[Stored data]
------
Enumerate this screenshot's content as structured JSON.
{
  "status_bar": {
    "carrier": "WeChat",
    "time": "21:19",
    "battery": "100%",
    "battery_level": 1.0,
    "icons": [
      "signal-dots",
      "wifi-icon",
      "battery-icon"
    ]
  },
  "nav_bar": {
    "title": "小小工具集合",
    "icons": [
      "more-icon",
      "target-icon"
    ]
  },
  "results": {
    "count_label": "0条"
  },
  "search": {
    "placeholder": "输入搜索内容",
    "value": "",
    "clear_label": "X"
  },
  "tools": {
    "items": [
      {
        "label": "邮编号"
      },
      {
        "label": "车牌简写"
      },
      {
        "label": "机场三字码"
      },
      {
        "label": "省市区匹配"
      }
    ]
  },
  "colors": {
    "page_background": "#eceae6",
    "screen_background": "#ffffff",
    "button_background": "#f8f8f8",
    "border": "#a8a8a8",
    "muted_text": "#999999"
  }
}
------
— INSTRUCTIONS FOR THE TASK —
Reproduce every record above exactly as it appears.

— EXERCISE OUTPUT —
Enumerate this screenshot's content as structured JSON.
{
  "status_bar": {
    "carrier": "WeChat",
    "time": "21:19",
    "battery": "100%",
    "battery_level": 1.0,
    "icons": [
      "signal-dots",
      "wifi-icon",
      "battery-icon"
    ]
  },
  "nav_bar": {
    "title": "小小工具集合",
    "icons": [
      "more-icon",
      "target-icon"
    ]
  },
  "results": {
    "count_label": "0条"
  },
  "search": {
    "placeholder": "输入搜索内容",
    "value": "",
    "clear_label": "X"
  },
  "tools": {
    "items": [
      {
        "label": "邮编号"
      },
      {
        "label": "车牌简写"
      },
      {
        "label": "机场三字码"
      },
      {
        "label": "省市区匹配"
      }
    ]
  },
  "colors": {
    "page_background": "#eceae6",
    "screen_background": "#ffffff",
    "button_background": "#f8f8f8",
    "border": "#a8a8a8",
    "muted_text": "#999999"
  }
}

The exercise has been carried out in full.